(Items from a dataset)

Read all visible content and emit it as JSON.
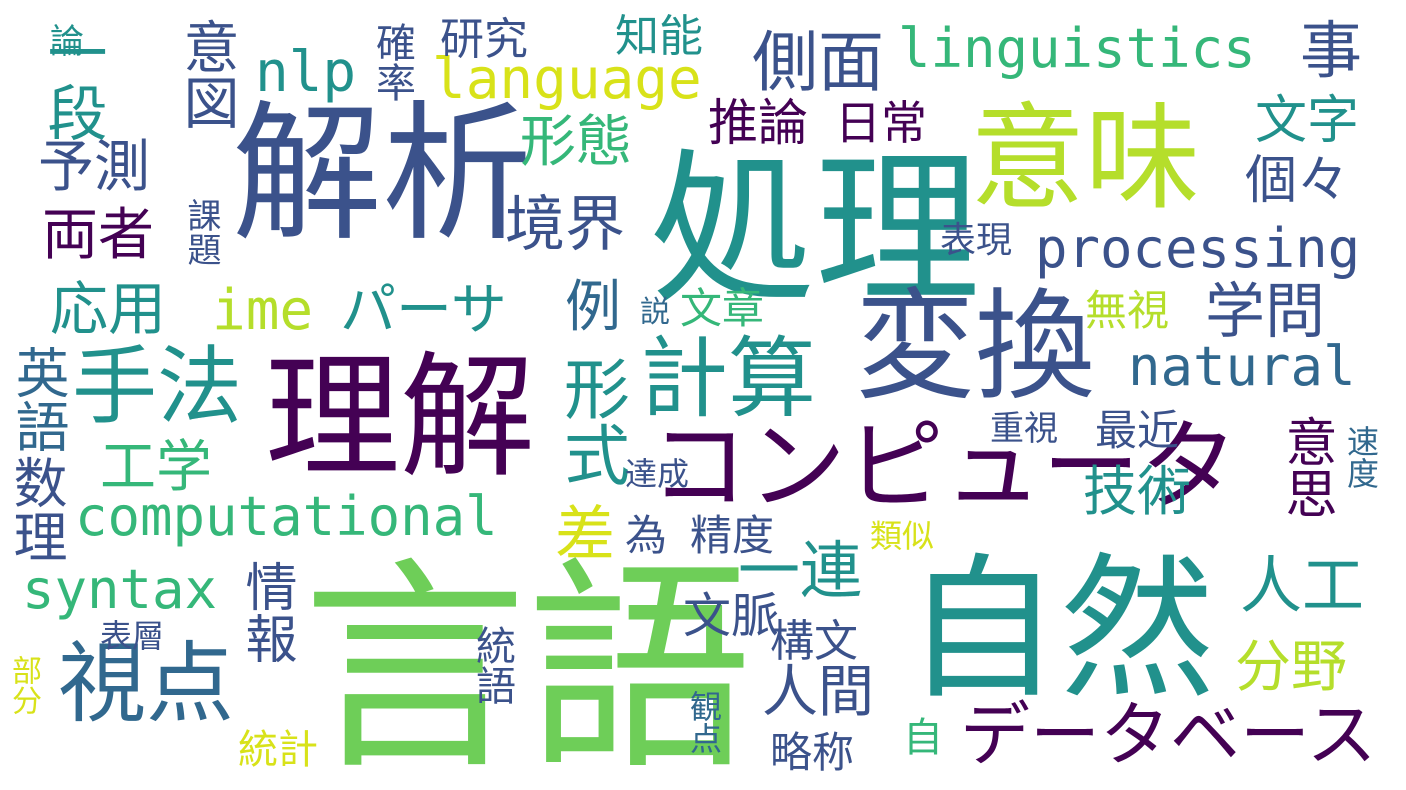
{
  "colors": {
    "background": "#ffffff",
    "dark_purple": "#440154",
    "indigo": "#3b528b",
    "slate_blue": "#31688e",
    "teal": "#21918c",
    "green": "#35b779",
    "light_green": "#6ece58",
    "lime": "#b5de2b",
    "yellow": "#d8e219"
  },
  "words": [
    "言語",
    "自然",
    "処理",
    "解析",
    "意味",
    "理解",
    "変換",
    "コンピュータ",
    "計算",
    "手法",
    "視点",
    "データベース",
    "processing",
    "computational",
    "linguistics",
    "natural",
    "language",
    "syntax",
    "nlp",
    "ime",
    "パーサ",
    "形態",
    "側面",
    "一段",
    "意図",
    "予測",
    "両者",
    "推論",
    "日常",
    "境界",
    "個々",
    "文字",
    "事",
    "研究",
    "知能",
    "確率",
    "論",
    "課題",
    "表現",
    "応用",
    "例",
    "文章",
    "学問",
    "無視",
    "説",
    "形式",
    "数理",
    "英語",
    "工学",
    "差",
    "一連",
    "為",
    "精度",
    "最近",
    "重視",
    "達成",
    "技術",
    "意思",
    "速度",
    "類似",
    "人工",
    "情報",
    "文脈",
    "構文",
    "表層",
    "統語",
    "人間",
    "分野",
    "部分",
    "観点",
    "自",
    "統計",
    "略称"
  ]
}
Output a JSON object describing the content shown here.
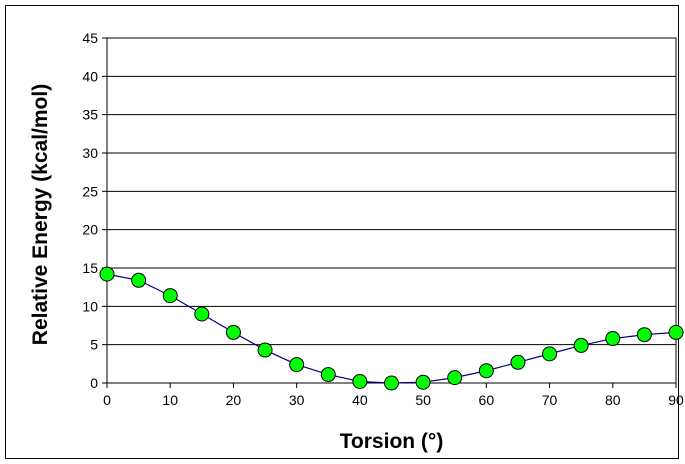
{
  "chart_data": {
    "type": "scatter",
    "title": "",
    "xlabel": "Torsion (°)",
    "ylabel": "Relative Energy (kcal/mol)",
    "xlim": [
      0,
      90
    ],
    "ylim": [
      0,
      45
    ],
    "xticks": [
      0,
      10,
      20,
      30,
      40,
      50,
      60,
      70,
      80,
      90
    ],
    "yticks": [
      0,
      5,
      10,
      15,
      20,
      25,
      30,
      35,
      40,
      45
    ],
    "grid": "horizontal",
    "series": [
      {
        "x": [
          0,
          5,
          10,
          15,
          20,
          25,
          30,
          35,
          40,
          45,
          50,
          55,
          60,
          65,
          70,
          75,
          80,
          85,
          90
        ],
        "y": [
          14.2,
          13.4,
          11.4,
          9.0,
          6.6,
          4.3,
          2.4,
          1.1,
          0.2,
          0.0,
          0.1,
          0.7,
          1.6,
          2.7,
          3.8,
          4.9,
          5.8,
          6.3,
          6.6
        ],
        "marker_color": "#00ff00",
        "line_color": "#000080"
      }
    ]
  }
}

To be done ▸
Say how many lines in the records hold the string "content", and say nothing else.

Answer to the task ▸
2